▸ Problem
Lines that contain the string "soldiers" are to be copied; leave out all others.

▸ Record set

= = = =

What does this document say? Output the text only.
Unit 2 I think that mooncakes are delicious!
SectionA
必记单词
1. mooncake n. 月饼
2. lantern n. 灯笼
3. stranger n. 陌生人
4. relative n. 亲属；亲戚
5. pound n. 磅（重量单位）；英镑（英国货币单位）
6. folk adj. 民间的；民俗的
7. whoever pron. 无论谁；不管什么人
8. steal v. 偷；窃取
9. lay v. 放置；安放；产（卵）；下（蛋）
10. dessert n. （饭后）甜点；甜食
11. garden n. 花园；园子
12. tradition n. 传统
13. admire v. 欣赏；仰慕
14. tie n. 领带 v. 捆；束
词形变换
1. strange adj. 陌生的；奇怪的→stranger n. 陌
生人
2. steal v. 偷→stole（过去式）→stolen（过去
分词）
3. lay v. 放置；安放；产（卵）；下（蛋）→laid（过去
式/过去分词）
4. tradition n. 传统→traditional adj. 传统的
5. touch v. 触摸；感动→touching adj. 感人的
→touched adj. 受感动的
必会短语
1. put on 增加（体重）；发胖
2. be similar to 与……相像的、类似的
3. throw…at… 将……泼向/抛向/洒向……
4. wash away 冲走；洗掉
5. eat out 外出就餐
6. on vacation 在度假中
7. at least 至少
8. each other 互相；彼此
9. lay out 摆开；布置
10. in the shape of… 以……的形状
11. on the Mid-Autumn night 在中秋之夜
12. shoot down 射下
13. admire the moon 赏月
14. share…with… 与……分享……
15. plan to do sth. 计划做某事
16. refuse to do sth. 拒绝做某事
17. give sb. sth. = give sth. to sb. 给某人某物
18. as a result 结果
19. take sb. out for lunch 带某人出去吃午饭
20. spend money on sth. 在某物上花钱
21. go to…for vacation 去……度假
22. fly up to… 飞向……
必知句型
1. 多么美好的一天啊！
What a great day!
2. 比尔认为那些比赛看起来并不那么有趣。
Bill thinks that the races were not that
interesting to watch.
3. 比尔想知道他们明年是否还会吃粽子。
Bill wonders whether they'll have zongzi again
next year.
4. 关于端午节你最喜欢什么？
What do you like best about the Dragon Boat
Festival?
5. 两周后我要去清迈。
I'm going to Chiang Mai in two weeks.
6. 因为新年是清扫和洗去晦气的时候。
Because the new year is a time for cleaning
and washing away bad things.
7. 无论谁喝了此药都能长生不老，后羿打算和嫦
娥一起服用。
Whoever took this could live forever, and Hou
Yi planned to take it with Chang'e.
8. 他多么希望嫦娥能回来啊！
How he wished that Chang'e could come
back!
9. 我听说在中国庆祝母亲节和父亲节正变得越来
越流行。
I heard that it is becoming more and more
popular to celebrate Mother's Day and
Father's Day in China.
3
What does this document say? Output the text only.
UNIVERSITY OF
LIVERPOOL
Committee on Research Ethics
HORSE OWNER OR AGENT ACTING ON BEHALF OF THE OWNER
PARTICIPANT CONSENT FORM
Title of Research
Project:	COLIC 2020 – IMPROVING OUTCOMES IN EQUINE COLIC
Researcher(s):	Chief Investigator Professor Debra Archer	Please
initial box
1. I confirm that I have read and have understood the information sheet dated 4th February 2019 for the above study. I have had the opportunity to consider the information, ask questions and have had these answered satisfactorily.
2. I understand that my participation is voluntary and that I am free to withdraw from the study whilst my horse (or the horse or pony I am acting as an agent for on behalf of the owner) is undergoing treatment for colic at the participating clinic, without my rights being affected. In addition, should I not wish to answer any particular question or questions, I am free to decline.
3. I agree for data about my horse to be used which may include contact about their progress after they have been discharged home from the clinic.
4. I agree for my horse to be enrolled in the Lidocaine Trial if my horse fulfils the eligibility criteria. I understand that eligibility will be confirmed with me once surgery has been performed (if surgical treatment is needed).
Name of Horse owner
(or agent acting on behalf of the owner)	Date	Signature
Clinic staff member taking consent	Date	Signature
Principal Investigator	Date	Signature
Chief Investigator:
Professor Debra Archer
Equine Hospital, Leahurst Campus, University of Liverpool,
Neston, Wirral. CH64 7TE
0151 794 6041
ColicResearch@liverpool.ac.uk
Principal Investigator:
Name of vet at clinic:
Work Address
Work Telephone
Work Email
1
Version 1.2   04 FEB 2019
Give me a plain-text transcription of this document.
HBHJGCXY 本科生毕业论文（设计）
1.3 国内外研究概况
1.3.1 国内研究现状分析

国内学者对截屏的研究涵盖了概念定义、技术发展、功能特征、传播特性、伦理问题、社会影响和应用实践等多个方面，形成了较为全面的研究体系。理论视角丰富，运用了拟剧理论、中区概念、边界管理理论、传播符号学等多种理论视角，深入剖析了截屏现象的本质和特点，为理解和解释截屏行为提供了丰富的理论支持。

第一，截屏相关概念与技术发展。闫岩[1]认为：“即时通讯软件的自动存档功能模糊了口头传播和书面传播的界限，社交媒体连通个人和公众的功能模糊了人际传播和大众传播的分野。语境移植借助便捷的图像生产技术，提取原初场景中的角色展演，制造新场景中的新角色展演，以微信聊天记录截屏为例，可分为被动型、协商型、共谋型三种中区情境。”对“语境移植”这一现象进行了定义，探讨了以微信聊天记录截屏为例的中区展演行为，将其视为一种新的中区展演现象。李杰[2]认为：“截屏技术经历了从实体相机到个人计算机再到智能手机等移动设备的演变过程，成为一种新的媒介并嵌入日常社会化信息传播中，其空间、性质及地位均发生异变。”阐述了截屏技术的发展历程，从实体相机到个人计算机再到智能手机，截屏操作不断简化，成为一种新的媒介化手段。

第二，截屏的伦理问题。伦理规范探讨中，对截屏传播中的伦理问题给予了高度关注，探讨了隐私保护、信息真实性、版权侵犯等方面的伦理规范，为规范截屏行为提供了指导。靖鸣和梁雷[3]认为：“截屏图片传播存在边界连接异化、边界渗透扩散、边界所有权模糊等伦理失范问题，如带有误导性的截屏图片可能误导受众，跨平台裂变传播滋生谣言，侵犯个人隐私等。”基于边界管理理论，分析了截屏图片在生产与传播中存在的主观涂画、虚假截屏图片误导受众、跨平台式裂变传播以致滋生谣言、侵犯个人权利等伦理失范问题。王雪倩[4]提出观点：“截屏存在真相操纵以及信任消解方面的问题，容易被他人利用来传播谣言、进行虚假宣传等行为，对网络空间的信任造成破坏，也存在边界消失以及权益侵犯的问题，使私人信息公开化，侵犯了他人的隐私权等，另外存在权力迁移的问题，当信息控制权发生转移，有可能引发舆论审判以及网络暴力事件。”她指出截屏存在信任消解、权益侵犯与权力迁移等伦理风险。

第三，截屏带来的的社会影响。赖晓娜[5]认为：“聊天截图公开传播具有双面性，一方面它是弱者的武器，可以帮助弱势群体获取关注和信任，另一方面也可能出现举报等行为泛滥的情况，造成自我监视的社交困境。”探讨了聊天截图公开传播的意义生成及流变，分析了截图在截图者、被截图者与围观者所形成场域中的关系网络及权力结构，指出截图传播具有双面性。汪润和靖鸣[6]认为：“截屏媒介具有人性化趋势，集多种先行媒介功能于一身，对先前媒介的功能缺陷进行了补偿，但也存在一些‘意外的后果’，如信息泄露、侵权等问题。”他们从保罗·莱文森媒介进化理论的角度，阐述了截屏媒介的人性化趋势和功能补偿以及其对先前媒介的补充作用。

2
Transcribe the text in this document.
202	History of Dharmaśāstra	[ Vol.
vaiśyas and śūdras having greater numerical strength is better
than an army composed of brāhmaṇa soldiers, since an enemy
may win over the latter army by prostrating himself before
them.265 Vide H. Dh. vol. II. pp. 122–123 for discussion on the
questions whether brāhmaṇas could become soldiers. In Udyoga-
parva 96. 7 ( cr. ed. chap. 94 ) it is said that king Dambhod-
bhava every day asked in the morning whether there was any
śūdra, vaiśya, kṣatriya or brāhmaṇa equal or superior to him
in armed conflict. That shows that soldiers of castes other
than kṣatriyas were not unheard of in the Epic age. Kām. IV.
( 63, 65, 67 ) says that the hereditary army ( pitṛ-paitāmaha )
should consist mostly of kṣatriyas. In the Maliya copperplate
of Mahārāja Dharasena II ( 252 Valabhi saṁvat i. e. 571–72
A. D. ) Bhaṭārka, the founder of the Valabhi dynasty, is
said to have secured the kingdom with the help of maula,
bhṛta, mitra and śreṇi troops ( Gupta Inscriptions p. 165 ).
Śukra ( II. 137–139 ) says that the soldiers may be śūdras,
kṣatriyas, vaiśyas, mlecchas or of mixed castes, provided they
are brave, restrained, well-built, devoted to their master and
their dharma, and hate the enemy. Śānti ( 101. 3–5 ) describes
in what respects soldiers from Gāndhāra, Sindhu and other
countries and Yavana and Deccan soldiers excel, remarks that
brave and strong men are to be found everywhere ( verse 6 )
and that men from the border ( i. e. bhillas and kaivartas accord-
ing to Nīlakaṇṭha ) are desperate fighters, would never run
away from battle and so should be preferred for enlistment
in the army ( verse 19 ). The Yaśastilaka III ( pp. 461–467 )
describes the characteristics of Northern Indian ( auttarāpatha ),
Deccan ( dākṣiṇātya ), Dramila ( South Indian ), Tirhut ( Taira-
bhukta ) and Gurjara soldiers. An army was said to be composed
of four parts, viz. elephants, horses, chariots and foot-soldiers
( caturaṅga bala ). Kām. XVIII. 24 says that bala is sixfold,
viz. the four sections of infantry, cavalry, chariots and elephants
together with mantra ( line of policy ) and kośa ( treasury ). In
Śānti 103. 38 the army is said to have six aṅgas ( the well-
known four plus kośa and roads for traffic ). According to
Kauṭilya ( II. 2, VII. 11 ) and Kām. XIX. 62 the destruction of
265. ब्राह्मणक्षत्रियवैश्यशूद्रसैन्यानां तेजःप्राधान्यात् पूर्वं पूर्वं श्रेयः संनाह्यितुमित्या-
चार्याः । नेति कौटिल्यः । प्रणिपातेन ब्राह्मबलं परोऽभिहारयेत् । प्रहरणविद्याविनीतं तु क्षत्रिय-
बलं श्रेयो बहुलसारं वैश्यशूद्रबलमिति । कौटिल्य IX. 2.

= = = =

▸ Exercise result
than an army composed of brāhmaṇa soldiers, since an enemy
questions whether brāhmaṇas could become soldiers. In Udyoga-
in armed conflict. That shows that soldiers of castes other
Śukra ( II. 137–139 ) says that the soldiers may be śūdras,
in what respects soldiers from Gāndhāra, Sindhu and other
countries and Yavana and Deccan soldiers excel, remarks that
bhukta ) and Gurjara soldiers. An army was said to be composed
of four parts, viz. elephants, horses, chariots and foot-soldiers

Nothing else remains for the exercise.